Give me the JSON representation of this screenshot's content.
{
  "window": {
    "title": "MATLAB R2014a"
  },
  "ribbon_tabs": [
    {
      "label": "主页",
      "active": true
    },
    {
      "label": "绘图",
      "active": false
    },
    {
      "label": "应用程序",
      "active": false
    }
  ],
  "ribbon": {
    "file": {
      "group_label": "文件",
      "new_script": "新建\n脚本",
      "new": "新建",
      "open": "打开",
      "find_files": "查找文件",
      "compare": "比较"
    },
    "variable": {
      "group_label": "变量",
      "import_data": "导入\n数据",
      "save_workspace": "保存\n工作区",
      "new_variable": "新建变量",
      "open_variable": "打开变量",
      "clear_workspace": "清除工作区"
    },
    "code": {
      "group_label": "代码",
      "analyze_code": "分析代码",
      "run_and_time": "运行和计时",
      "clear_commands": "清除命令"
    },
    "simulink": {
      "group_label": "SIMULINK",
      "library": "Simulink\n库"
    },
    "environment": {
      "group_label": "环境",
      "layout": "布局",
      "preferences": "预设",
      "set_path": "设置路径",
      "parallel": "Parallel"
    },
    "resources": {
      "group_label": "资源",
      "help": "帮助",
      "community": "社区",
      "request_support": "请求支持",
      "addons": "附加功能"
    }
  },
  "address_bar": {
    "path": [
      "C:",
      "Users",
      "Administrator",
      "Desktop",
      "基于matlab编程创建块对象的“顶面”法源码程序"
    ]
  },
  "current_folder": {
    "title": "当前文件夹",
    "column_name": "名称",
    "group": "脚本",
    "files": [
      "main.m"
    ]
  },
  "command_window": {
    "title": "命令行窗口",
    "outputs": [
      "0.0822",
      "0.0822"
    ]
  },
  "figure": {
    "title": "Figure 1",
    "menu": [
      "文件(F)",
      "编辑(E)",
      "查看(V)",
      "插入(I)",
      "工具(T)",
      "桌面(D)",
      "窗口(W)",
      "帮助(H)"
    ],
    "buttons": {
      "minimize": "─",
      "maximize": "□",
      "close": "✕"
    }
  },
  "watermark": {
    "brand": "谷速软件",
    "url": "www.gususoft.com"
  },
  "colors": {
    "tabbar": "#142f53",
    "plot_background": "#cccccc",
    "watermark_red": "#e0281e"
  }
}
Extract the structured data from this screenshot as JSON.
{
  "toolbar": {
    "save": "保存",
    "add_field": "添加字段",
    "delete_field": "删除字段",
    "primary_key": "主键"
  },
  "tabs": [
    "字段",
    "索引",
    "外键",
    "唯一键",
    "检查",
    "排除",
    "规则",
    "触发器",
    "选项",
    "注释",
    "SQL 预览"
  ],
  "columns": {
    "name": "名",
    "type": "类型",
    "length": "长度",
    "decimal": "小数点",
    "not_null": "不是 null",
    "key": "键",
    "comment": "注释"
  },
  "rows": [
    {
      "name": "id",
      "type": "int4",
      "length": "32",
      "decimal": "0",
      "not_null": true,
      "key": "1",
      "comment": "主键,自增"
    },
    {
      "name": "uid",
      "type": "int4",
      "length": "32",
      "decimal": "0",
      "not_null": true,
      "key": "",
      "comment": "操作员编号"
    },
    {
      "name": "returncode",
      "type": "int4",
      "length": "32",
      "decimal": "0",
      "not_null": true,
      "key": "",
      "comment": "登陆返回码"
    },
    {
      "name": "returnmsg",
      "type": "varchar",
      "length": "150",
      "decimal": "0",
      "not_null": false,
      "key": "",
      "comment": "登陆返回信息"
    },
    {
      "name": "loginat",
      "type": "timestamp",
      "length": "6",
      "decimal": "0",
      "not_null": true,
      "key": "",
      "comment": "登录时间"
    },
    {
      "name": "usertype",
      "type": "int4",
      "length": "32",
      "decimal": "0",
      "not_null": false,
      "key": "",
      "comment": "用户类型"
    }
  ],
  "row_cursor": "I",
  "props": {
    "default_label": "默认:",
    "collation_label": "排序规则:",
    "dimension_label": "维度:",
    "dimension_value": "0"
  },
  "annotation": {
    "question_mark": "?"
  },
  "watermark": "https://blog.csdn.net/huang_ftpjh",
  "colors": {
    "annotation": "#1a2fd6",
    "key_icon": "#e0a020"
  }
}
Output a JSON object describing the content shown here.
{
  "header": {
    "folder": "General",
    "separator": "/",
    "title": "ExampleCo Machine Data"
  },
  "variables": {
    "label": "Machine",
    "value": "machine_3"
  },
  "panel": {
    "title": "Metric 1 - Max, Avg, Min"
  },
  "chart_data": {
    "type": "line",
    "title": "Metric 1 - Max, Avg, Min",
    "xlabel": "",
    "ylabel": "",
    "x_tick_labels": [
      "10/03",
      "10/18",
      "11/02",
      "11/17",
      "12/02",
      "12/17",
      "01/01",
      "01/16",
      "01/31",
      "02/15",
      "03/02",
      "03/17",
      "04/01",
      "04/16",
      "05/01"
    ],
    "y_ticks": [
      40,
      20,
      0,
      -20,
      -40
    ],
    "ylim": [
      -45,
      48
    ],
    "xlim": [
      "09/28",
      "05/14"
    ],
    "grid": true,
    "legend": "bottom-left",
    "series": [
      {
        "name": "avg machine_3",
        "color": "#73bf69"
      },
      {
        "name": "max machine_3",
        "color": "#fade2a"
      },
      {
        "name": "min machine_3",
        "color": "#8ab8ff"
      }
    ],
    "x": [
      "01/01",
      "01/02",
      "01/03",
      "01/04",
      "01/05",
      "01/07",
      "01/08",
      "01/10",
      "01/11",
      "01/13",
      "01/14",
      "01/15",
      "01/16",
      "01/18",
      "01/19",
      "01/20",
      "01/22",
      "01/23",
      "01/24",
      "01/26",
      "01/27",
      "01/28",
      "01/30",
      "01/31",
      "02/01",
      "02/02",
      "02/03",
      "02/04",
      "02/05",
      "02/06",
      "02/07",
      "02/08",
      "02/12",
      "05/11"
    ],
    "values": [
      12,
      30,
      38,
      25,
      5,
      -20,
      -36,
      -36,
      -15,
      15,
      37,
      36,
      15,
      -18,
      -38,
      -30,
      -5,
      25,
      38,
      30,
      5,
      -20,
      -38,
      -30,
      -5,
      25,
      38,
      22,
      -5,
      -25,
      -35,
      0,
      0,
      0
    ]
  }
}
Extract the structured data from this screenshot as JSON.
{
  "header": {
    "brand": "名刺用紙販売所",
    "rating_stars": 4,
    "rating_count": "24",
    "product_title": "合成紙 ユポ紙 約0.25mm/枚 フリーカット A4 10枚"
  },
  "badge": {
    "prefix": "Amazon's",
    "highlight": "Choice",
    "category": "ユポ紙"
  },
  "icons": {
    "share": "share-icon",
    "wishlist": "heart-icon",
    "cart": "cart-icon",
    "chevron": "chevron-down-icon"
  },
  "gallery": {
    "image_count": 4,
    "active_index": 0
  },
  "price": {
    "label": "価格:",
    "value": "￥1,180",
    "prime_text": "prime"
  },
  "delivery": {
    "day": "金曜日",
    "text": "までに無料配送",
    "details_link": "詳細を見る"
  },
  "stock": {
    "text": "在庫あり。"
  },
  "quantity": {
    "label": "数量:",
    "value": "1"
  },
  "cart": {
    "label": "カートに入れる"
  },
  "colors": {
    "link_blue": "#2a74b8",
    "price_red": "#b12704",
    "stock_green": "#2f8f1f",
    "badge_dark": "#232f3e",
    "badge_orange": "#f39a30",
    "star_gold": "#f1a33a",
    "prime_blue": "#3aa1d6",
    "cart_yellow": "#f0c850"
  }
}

TASK REQUIREMENTS - Please set down all the data word for word.

ANSWER IN FULL -
Give me the JSON representation of this screenshot's content.
{
  "window": {
    "title": "MATLAB R2014a"
  },
  "ribbon_tabs": [
    {
      "label": "主页",
      "active": true
    },
    {
      "label": "绘图",
      "active": false
    },
    {
      "label": "应用程序",
      "active": false
    }
  ],
  "ribbon": {
    "file": {
      "group_label": "文件",
      "new_script": "新建\n脚本",
      "new": "新建",
      "open": "打开",
      "find_files": "查找文件",
      "compare": "比较"
    },
    "variable": {
      "group_label": "变量",
      "import_data": "导入\n数据",
      "save_workspace": "保存\n工作区",
      "new_variable": "新建变量",
      "open_variable": "打开变量",
      "clear_workspace": "清除工作区"
    },
    "code": {
      "group_label": "代码",
      "analyze_code": "分析代码",
      "run_and_time": "运行和计时",
      "clear_commands": "清除命令"
    },
    "simulink": {
      "group_label": "SIMULINK",
      "library": "Simulink\n库"
    },
    "environment": {
      "group_label": "环境",
      "layout": "布局",
      "preferences": "预设",
      "set_path": "设置路径",
      "parallel": "Parallel"
    },
    "resources": {
      "group_label": "资源",
      "help": "帮助",
      "community": "社区",
      "request_support": "请求支持",
      "addons": "附加功能"
    }
  },
  "address_bar": {
    "path": [
      "C:",
      "Users",
      "Administrator",
      "Desktop",
      "基于matlab编程创建块对象的“顶面”法源码程序"
    ]
  },
  "current_folder": {
    "title": "当前文件夹",
    "column_name": "名称",
    "group": "脚本",
    "files": [
      "main.m"
    ]
  },
  "command_window": {
    "title": "命令行窗口",
    "outputs": [
      "0.0822",
      "0.0822"
    ]
  },
  "figure": {
    "title": "Figure 1",
    "menu": [
      "文件(F)",
      "编辑(E)",
      "查看(V)",
      "插入(I)",
      "工具(T)",
      "桌面(D)",
      "窗口(W)",
      "帮助(H)"
    ],
    "buttons": {
      "minimize": "─",
      "maximize": "□",
      "close": "✕"
    }
  },
  "watermark": {
    "brand": "谷速软件",
    "url": "www.gususoft.com"
  },
  "colors": {
    "tabbar": "#142f53",
    "plot_background": "#cccccc",
    "watermark_red": "#e0281e"
  }
}
Extract the structured data from this screenshot as JSON.
{
  "toolbar": {
    "save": "保存",
    "add_field": "添加字段",
    "delete_field": "删除字段",
    "primary_key": "主键"
  },
  "tabs": [
    "字段",
    "索引",
    "外键",
    "唯一键",
    "检查",
    "排除",
    "规则",
    "触发器",
    "选项",
    "注释",
    "SQL 预览"
  ],
  "columns": {
    "name": "名",
    "type": "类型",
    "length": "长度",
    "decimal": "小数点",
    "not_null": "不是 null",
    "key": "键",
    "comment": "注释"
  },
  "rows": [
    {
      "name": "id",
      "type": "int4",
      "length": "32",
      "decimal": "0",
      "not_null": true,
      "key": "1",
      "comment": "主键,自增"
    },
    {
      "name": "uid",
      "type": "int4",
      "length": "32",
      "decimal": "0",
      "not_null": true,
      "key": "",
      "comment": "操作员编号"
    },
    {
      "name": "returncode",
      "type": "int4",
      "length": "32",
      "decimal": "0",
      "not_null": true,
      "key": "",
      "comment": "登陆返回码"
    },
    {
      "name": "returnmsg",
      "type": "varchar",
      "length": "150",
      "decimal": "0",
      "not_null": false,
      "key": "",
      "comment": "登陆返回信息"
    },
    {
      "name": "loginat",
      "type": "timestamp",
      "length": "6",
      "decimal": "0",
      "not_null": true,
      "key": "",
      "comment": "登录时间"
    },
    {
      "name": "usertype",
      "type": "int4",
      "length": "32",
      "decimal": "0",
      "not_null": false,
      "key": "",
      "comment": "用户类型"
    }
  ],
  "row_cursor": "I",
  "props": {
    "default_label": "默认:",
    "collation_label": "排序规则:",
    "dimension_label": "维度:",
    "dimension_value": "0"
  },
  "annotation": {
    "question_mark": "?"
  },
  "watermark": "https://blog.csdn.net/huang_ftpjh",
  "colors": {
    "annotation": "#1a2fd6",
    "key_icon": "#e0a020"
  }
}
Output a JSON object describing the content shown here.
{
  "header": {
    "folder": "General",
    "separator": "/",
    "title": "ExampleCo Machine Data"
  },
  "variables": {
    "label": "Machine",
    "value": "machine_3"
  },
  "panel": {
    "title": "Metric 1 - Max, Avg, Min"
  },
  "chart_data": {
    "type": "line",
    "title": "Metric 1 - Max, Avg, Min",
    "xlabel": "",
    "ylabel": "",
    "x_tick_labels": [
      "10/03",
      "10/18",
      "11/02",
      "11/17",
      "12/02",
      "12/17",
      "01/01",
      "01/16",
      "01/31",
      "02/15",
      "03/02",
      "03/17",
      "04/01",
      "04/16",
      "05/01"
    ],
    "y_ticks": [
      40,
      20,
      0,
      -20,
      -40
    ],
    "ylim": [
      -45,
      48
    ],
    "xlim": [
      "09/28",
      "05/14"
    ],
    "grid": true,
    "legend": "bottom-left",
    "series": [
      {
        "name": "avg machine_3",
        "color": "#73bf69"
      },
      {
        "name": "max machine_3",
        "color": "#fade2a"
      },
      {
        "name": "min machine_3",
        "color": "#8ab8ff"
      }
    ],
    "x": [
      "01/01",
      "01/02",
      "01/03",
      "01/04",
      "01/05",
      "01/07",
      "01/08",
      "01/10",
      "01/11",
      "01/13",
      "01/14",
      "01/15",
      "01/16",
      "01/18",
      "01/19",
      "01/20",
      "01/22",
      "01/23",
      "01/24",
      "01/26",
      "01/27",
      "01/28",
      "01/30",
      "01/31",
      "02/01",
      "02/02",
      "02/03",
      "02/04",
      "02/05",
      "02/06",
      "02/07",
      "02/08",
      "02/12",
      "05/11"
    ],
    "values": [
      12,
      30,
      38,
      25,
      5,
      -20,
      -36,
      -36,
      -15,
      15,
      37,
      36,
      15,
      -18,
      -38,
      -30,
      -5,
      25,
      38,
      30,
      5,
      -20,
      -38,
      -30,
      -5,
      25,
      38,
      22,
      -5,
      -25,
      -35,
      0,
      0,
      0
    ]
  }
}
Extract the structured data from this screenshot as JSON.
{
  "header": {
    "brand": "名刺用紙販売所",
    "rating_stars": 4,
    "rating_count": "24",
    "product_title": "合成紙 ユポ紙 約0.25mm/枚 フリーカット A4 10枚"
  },
  "badge": {
    "prefix": "Amazon's",
    "highlight": "Choice",
    "category": "ユポ紙"
  },
  "icons": {
    "share": "share-icon",
    "wishlist": "heart-icon",
    "cart": "cart-icon",
    "chevron": "chevron-down-icon"
  },
  "gallery": {
    "image_count": 4,
    "active_index": 0
  },
  "price": {
    "label": "価格:",
    "value": "￥1,180",
    "prime_text": "prime"
  },
  "delivery": {
    "day": "金曜日",
    "text": "までに無料配送",
    "details_link": "詳細を見る"
  },
  "stock": {
    "text": "在庫あり。"
  },
  "quantity": {
    "label": "数量:",
    "value": "1"
  },
  "cart": {
    "label": "カートに入れる"
  },
  "colors": {
    "link_blue": "#2a74b8",
    "price_red": "#b12704",
    "stock_green": "#2f8f1f",
    "badge_dark": "#232f3e",
    "badge_orange": "#f39a30",
    "star_gold": "#f1a33a",
    "prime_blue": "#3aa1d6",
    "cart_yellow": "#f0c850"
  }
}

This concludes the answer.